- _WHAT THE EXERCISE ASKS_
The answer is one number: how many lines hold the string "Society".

- _INFORMATION SHOWN_
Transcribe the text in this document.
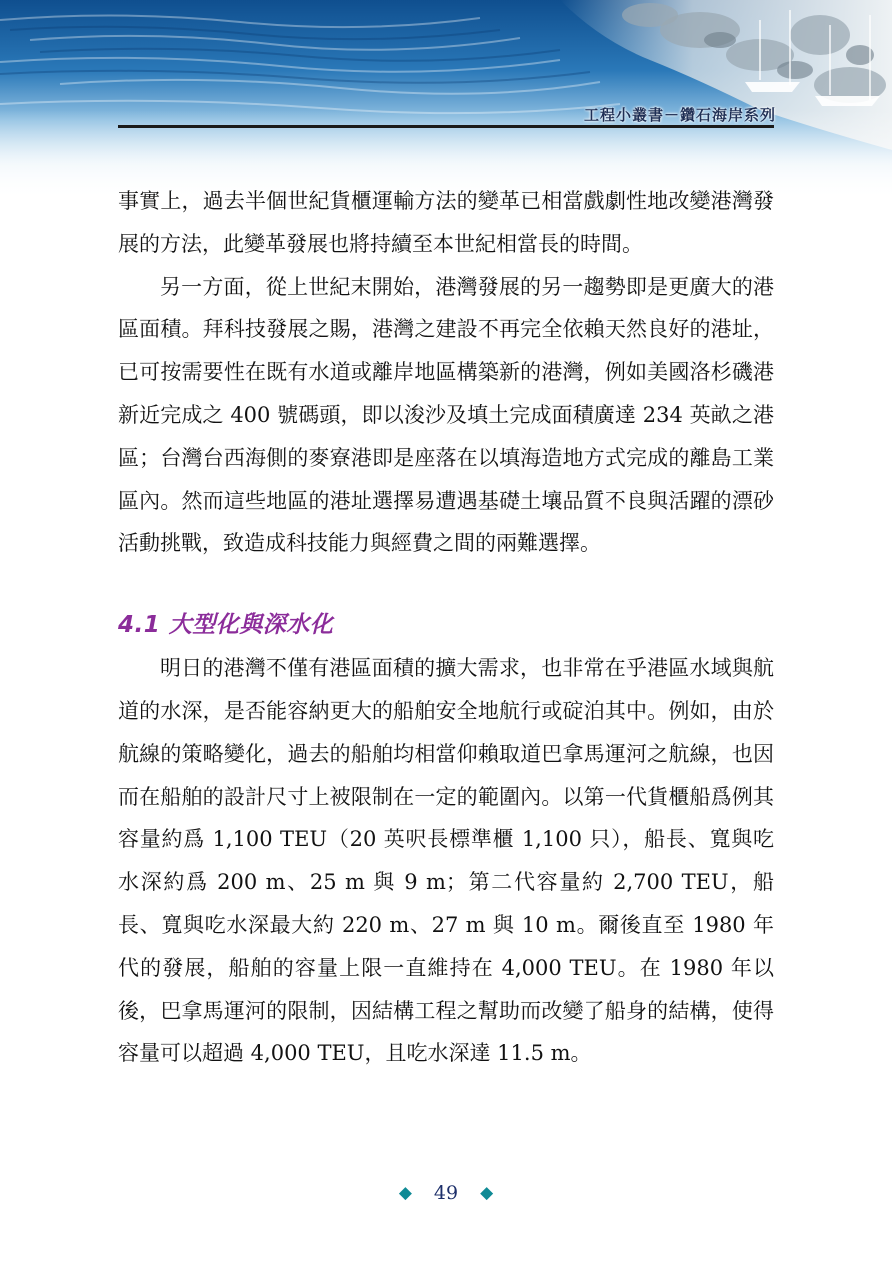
工程小叢書－鑽石海岸系列

事實上，過去半個世紀貨櫃運輸方法的變革已相當戲劇性地改變港灣發展的方法，此變革發展也將持續至本世紀相當長的時間。

另一方面，從上世紀末開始，港灣發展的另一趨勢即是更廣大的港區面積。拜科技發展之賜，港灣之建設不再完全依賴天然良好的港址，已可按需要性在既有水道或離岸地區構築新的港灣，例如美國洛杉磯港新近完成之 400 號碼頭，即以浚沙及填土完成面積廣達 234 英畝之港區；台灣台西海側的麥寮港即是座落在以填海造地方式完成的離島工業區內。然而這些地區的港址選擇易遭遇基礎土壤品質不良與活躍的漂砂活動挑戰，致造成科技能力與經費之間的兩難選擇。

4.1 大型化與深水化

明日的港灣不僅有港區面積的擴大需求，也非常在乎港區水域與航道的水深，是否能容納更大的船舶安全地航行或碇泊其中。例如，由於航線的策略變化，過去的船舶均相當仰賴取道巴拿馬運河之航線，也因而在船舶的設計尺寸上被限制在一定的範圍內。以第一代貨櫃船爲例其容量約爲 1,100 TEU（20 英呎長標準櫃 1,100 只），船長、寬與吃水深約爲 200 m、25 m 與 9 m；第二代容量約 2,700 TEU，船長、寬與吃水深最大約 220 m、27 m 與 10 m。爾後直至 1980 年代的發展，船舶的容量上限一直維持在 4,000 TEU。在 1980 年以後，巴拿馬運河的限制，因結構工程之幫助而改變了船身的結構，使得容量可以超過 4,000 TEU，且吃水深達 11.5 m。

◆ 49 ◆
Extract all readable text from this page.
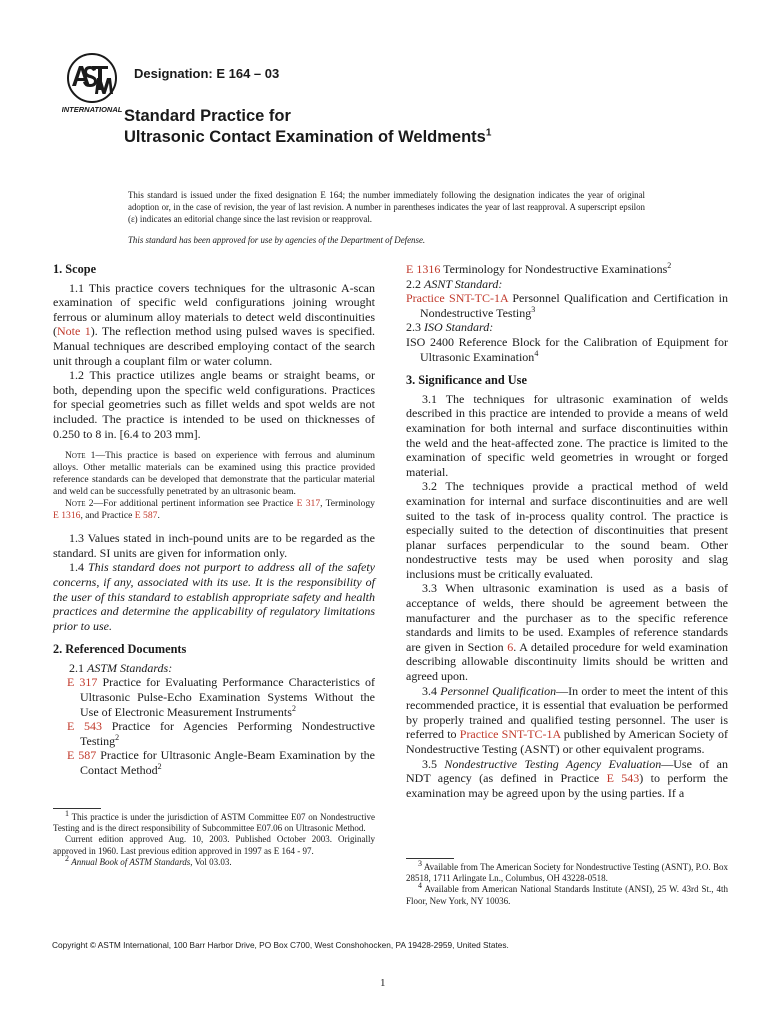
INTERNATIONAL
Designation: E 164 – 03
Standard Practice for
Ultrasonic Contact Examination of Weldments$^1$
This standard is issued under the fixed designation E 164; the number immediately following the designation indicates the year of original adoption or, in the case of revision, the year of last revision. A number in parentheses indicates the year of last reapproval. A superscript epsilon (ε) indicates an editorial change since the last revision or reapproval.
This standard has been approved for use by agencies of the Department of Defense.
1. Scope

1.1 This practice covers techniques for the ultrasonic A-scan examination of specific weld configurations joining wrought ferrous or aluminum alloy materials to detect weld discontinuities (Note 1). The reflection method using pulsed waves is specified. Manual techniques are described employing contact of the search unit through a couplant film or water column.

1.2 This practice utilizes angle beams or straight beams, or both, depending upon the specific weld configurations. Practices for special geometries such as fillet welds and spot welds are not included. The practice is intended to be used on thicknesses of 0.250 to 8 in. [6.4 to 203 mm].

Note 1—This practice is based on experience with ferrous and aluminum alloys. Other metallic materials can be examined using this practice provided reference standards can be developed that demonstrate that the particular material and weld can be successfully penetrated by an ultrasonic beam.

Note 2—For additional pertinent information see Practice E 317, Terminology E 1316, and Practice E 587.

1.3 Values stated in inch-pound units are to be regarded as the standard. SI units are given for information only.

1.4 This standard does not purport to address all of the safety concerns, if any, associated with its use. It is the responsibility of the user of this standard to establish appropriate safety and health practices and determine the applicability of regulatory limitations prior to use.

2. Referenced Documents

2.1 ASTM Standards:

E 317 Practice for Evaluating Performance Characteristics of Ultrasonic Pulse-Echo Examination Systems Without the Use of Electronic Measurement Instruments$^2$

E 543 Practice for Agencies Performing Nondestructive Testing$^2$

E 587 Practice for Ultrasonic Angle-Beam Examination by the Contact Method$^2$

$^1$ This practice is under the jurisdiction of ASTM Committee E07 on Nondestructive Testing and is the direct responsibility of Subcommittee E07.06 on Ultrasonic Method.

Current edition approved Aug. 10, 2003. Published October 2003. Originally approved in 1960. Last previous edition approved in 1997 as E 164 - 97.

$^2$ Annual Book of ASTM Standards, Vol 03.03.

E 1316 Terminology for Nondestructive Examinations$^2$

2.2 ASNT Standard:

Practice SNT-TC-1A Personnel Qualification and Certification in Nondestructive Testing$^3$

2.3 ISO Standard:

ISO 2400 Reference Block for the Calibration of Equipment for Ultrasonic Examination$^4$

3. Significance and Use

3.1 The techniques for ultrasonic examination of welds described in this practice are intended to provide a means of weld examination for both internal and surface discontinuities within the weld and the heat-affected zone. The practice is limited to the examination of specific weld geometries in wrought or forged material.

3.2 The techniques provide a practical method of weld examination for internal and surface discontinuities and are well suited to the task of in-process quality control. The practice is especially suited to the detection of discontinuities that present planar surfaces perpendicular to the sound beam. Other nondestructive tests may be used when porosity and slag inclusions must be critically evaluated.

3.3 When ultrasonic examination is used as a basis of acceptance of welds, there should be agreement between the manufacturer and the purchaser as to the specific reference standards and limits to be used. Examples of reference standards are given in Section 6. A detailed procedure for weld examination describing allowable discontinuity limits should be written and agreed upon.

3.4 Personnel Qualification—In order to meet the intent of this recommended practice, it is essential that evaluation be performed by properly trained and qualified testing personnel. The user is referred to Practice SNT-TC-1A published by American Society of Nondestructive Testing (ASNT) or other equivalent programs.

3.5 Nondestructive Testing Agency Evaluation—Use of an NDT agency (as defined in Practice E 543) to perform the examination may be agreed upon by the using parties. If a

$^3$ Available from The American Society for Nondestructive Testing (ASNT), P.O. Box 28518, 1711 Arlingate Ln., Columbus, OH 43228-0518.

$^4$ Available from American National Standards Institute (ANSI), 25 W. 43rd St., 4th Floor, New York, NY 10036.

Copyright © ASTM International, 100 Barr Harbor Drive, PO Box C700, West Conshohocken, PA 19428-2959, United States.
1
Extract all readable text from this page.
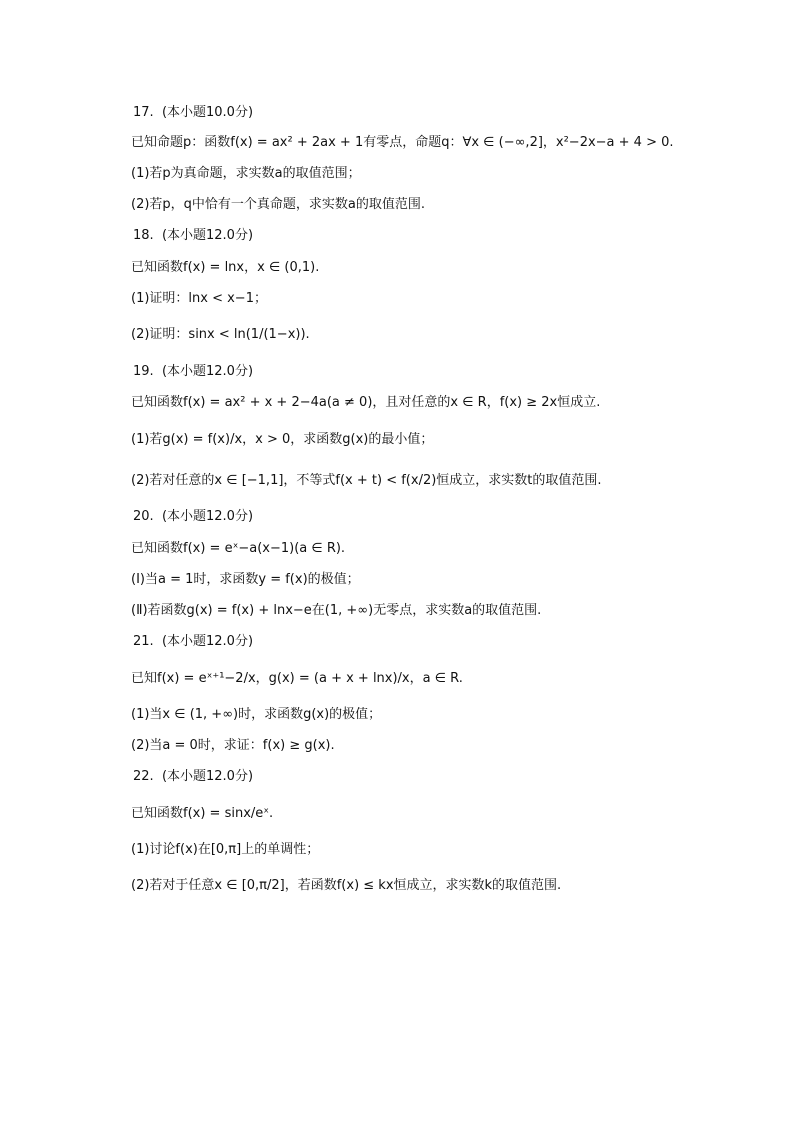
17.  (本小题10.0分)
已知命题p：函数f(x) = ax² + 2ax + 1有零点，命题q：∀x ∈ (−∞,2]，x²−2x−a + 4 > 0.
(1)若p为真命题，求实数a的取值范围；
(2)若p，q中恰有一个真命题，求实数a的取值范围.
18.  (本小题12.0分)
已知函数f(x) = lnx，x ∈ (0,1).
(1)证明：lnx < x−1；
(2)证明：sinx < ln(1/(1−x)).
19.  (本小题12.0分)
已知函数f(x) = ax² + x + 2−4a(a ≠ 0)，且对任意的x ∈ R，f(x) ≥ 2x恒成立.
(1)若g(x) = f(x)/x，x > 0，求函数g(x)的最小值；
(2)若对任意的x ∈ [−1,1]，不等式f(x + t) < f(x/2)恒成立，求实数t的取值范围.
20.  (本小题12.0分)
已知函数f(x) = eˣ−a(x−1)(a ∈ R).
(Ⅰ)当a = 1时，求函数y = f(x)的极值；
(Ⅱ)若函数g(x) = f(x) + lnx−e在(1, +∞)无零点，求实数a的取值范围.
21.  (本小题12.0分)
已知f(x) = eˣ⁺¹−2/x，g(x) = (a + x + lnx)/x，a ∈ R.
(1)当x ∈ (1, +∞)时，求函数g(x)的极值；
(2)当a = 0时，求证：f(x) ≥ g(x).
22.  (本小题12.0分)
已知函数f(x) = sinx/eˣ.
(1)讨论f(x)在[0,π]上的单调性；
(2)若对于任意x ∈ [0,π/2]，若函数f(x) ≤ kx恒成立，求实数k的取值范围.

- _PROBLEM SOLUTION_
2